Required work:
Pick out all lines in the listing holding the string "name" and copy them.
[START Stored data]
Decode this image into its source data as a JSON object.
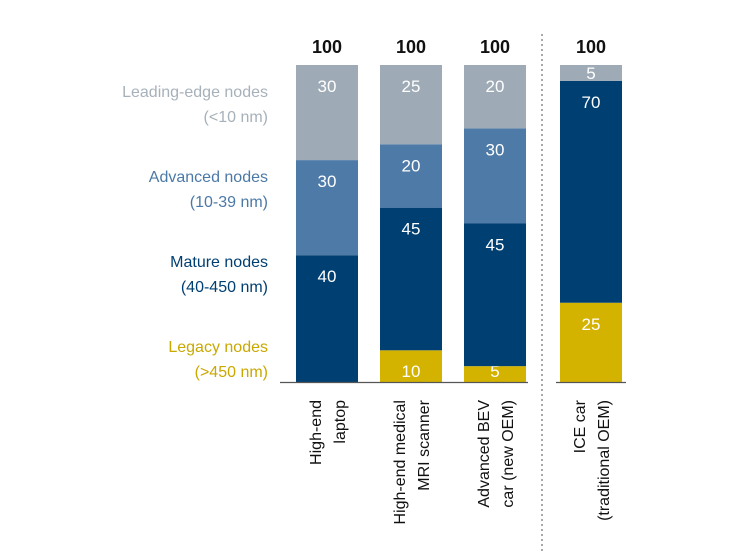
{
  "chart_data": {
    "type": "bar",
    "stacked": true,
    "categories": [
      [
        "High-end",
        "laptop"
      ],
      [
        "High-end medical",
        "MRI scanner"
      ],
      [
        "Advanced BEV",
        "car (new OEM)"
      ],
      [
        "ICE car",
        "(traditional OEM)"
      ]
    ],
    "totals": [
      "100",
      "100",
      "100",
      "100"
    ],
    "series": [
      {
        "name": [
          "Legacy nodes",
          "(>450 nm)"
        ],
        "color": "#d4b300",
        "label_color": "#c9a800",
        "values": [
          0,
          10,
          5,
          25
        ]
      },
      {
        "name": [
          "Mature nodes",
          "(40-450 nm)"
        ],
        "color": "#003f72",
        "label_color": "#003f72",
        "values": [
          40,
          45,
          45,
          70
        ]
      },
      {
        "name": [
          "Advanced nodes",
          "(10-39 nm)"
        ],
        "color": "#4e7aa8",
        "label_color": "#4b79a6",
        "values": [
          30,
          20,
          30,
          0
        ]
      },
      {
        "name": [
          "Leading-edge nodes",
          "(<10 nm)"
        ],
        "color": "#9eaab5",
        "label_color": "#a7b1ba",
        "values": [
          30,
          25,
          20,
          5
        ]
      }
    ],
    "ylim": [
      0,
      100
    ],
    "separator_after_category": 2,
    "colors": {
      "total_text": "#111111",
      "segment_text": "#ffffff",
      "axis": "#555555",
      "separator": "#8c8c8c"
    }
  }
}
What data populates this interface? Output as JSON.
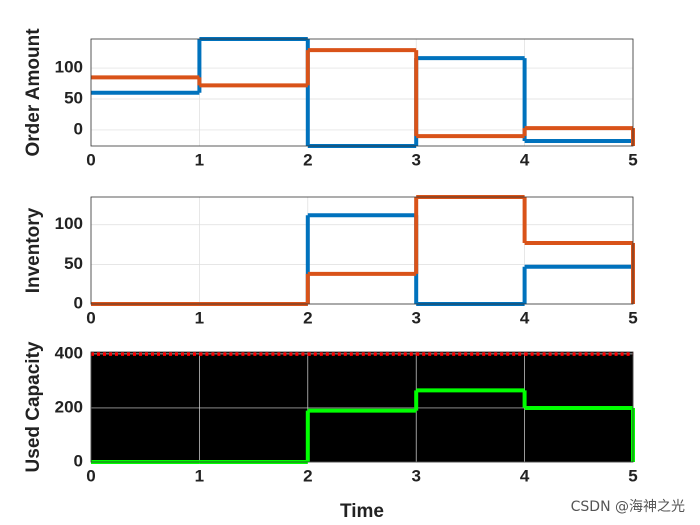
{
  "chart_data": [
    {
      "type": "stairs",
      "ylabel": "Order Amount",
      "x": [
        0,
        1,
        2,
        3,
        4,
        5
      ],
      "xlim": [
        0,
        5
      ],
      "xticks": [
        0,
        1,
        2,
        3,
        4,
        5
      ],
      "ylim": [
        -26,
        147
      ],
      "yticks": [
        0,
        50,
        100
      ],
      "grid": true,
      "background": "#ffffff",
      "series": [
        {
          "color": "#0072BD",
          "style": "solid",
          "values": [
            60,
            147,
            -26,
            116,
            -18,
            0
          ]
        },
        {
          "color": "#D95319",
          "style": "solid",
          "values": [
            85,
            72,
            129,
            -10,
            3,
            -26
          ]
        }
      ]
    },
    {
      "type": "stairs",
      "ylabel": "Inventory",
      "x": [
        0,
        1,
        2,
        3,
        4,
        5
      ],
      "xlim": [
        0,
        5
      ],
      "xticks": [
        0,
        1,
        2,
        3,
        4,
        5
      ],
      "ylim": [
        0,
        135
      ],
      "yticks": [
        0,
        50,
        100
      ],
      "grid": true,
      "background": "#ffffff",
      "series": [
        {
          "color": "#0072BD",
          "style": "solid",
          "values": [
            0,
            0,
            112,
            0,
            47,
            0
          ]
        },
        {
          "color": "#D95319",
          "style": "solid",
          "values": [
            0,
            0,
            38,
            135,
            77,
            0
          ]
        }
      ]
    },
    {
      "type": "stairs",
      "ylabel": "Used Capacity",
      "xlabel": "Time",
      "x": [
        0,
        1,
        2,
        3,
        4,
        5
      ],
      "xlim": [
        0,
        5
      ],
      "xticks": [
        0,
        1,
        2,
        3,
        4,
        5
      ],
      "ylim": [
        0,
        407
      ],
      "yticks": [
        0,
        200,
        400
      ],
      "grid": true,
      "background": "#000000",
      "series": [
        {
          "color": "#FF0000",
          "style": "dotted",
          "values": [
            400,
            400,
            400,
            400,
            400,
            400
          ]
        },
        {
          "color": "#00FF00",
          "style": "solid",
          "values": [
            0,
            0,
            190,
            265,
            200,
            0
          ]
        }
      ]
    }
  ],
  "watermark": "CSDN @海神之光"
}
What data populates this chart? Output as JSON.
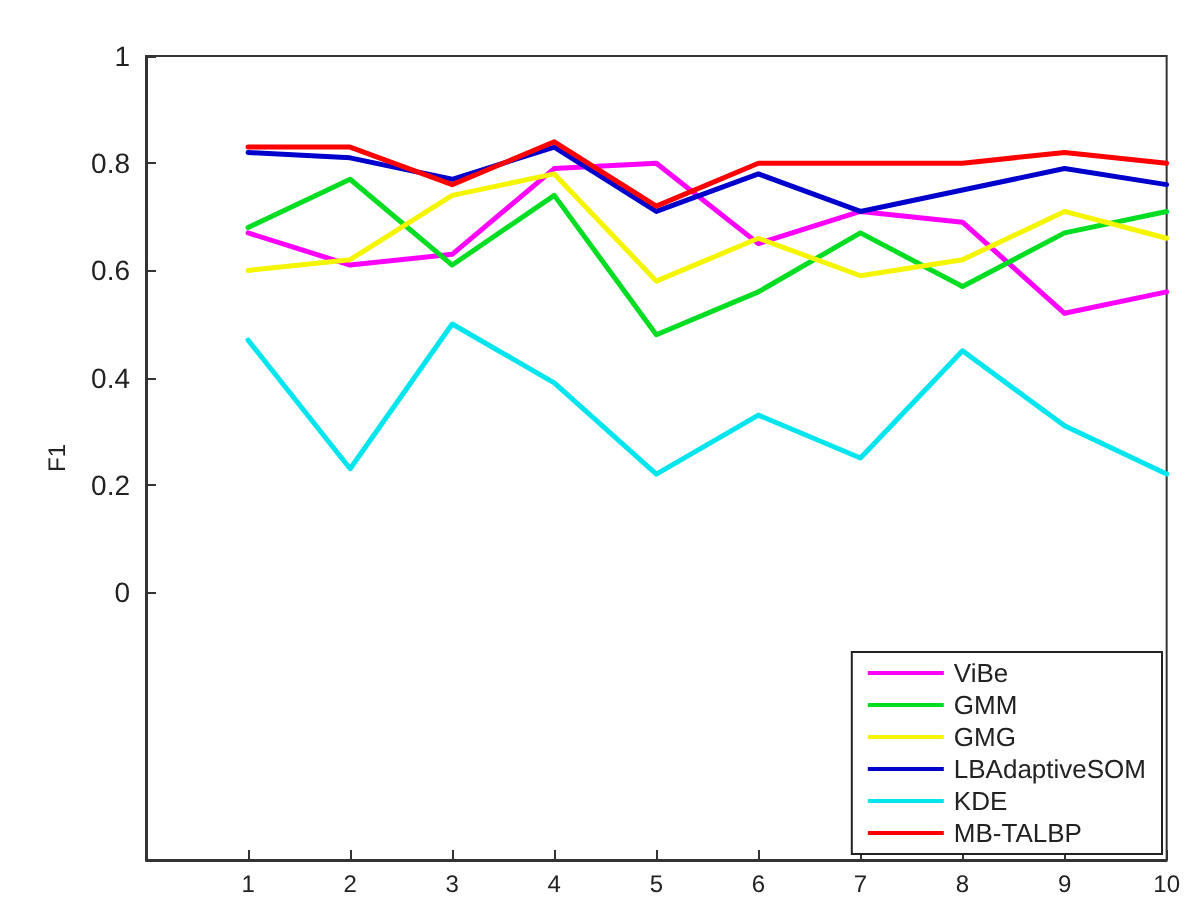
{
  "chart_data": {
    "type": "line",
    "ylabel": "F1",
    "x": [
      1,
      2,
      3,
      4,
      5,
      6,
      7,
      8,
      9,
      10
    ],
    "xlim": [
      0,
      10
    ],
    "xticks": [
      1,
      2,
      3,
      4,
      5,
      6,
      7,
      8,
      9,
      10
    ],
    "ylim": [
      -0.5,
      1
    ],
    "yticks": [
      0,
      0.2,
      0.4,
      0.6,
      0.8,
      1
    ],
    "grid": false,
    "legend": "bottom right",
    "marker": "none",
    "line_style": "solid",
    "series": [
      {
        "name": "ViBe",
        "color": "#ff00ff",
        "values": [
          0.67,
          0.61,
          0.63,
          0.79,
          0.8,
          0.65,
          0.71,
          0.69,
          0.52,
          0.56
        ]
      },
      {
        "name": "GMM",
        "color": "#00dd22",
        "values": [
          0.68,
          0.77,
          0.61,
          0.74,
          0.48,
          0.56,
          0.67,
          0.57,
          0.67,
          0.71
        ]
      },
      {
        "name": "GMG",
        "color": "#f5f500",
        "values": [
          0.6,
          0.62,
          0.74,
          0.78,
          0.58,
          0.66,
          0.59,
          0.62,
          0.71,
          0.66
        ]
      },
      {
        "name": "LBAdaptiveSOM",
        "color": "#0000cc",
        "values": [
          0.82,
          0.81,
          0.77,
          0.83,
          0.71,
          0.78,
          0.71,
          0.75,
          0.79,
          0.76
        ]
      },
      {
        "name": "KDE",
        "color": "#00e5ee",
        "values": [
          0.47,
          0.23,
          0.5,
          0.39,
          0.22,
          0.33,
          0.25,
          0.45,
          0.31,
          0.22
        ]
      },
      {
        "name": "MB-TALBP",
        "color": "#ff0000",
        "values": [
          0.83,
          0.83,
          0.76,
          0.84,
          0.72,
          0.8,
          0.8,
          0.8,
          0.82,
          0.8
        ]
      }
    ]
  }
}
[END Stored data]
Exercise result:
        "name": [
        "name": [
        "name": [
        "name": [
        "name": "ViBe",
        "name": "GMM",
        "name": "GMG",
        "name": "LBAdaptiveSOM",
        "name": "KDE",
        "name": "MB-TALBP",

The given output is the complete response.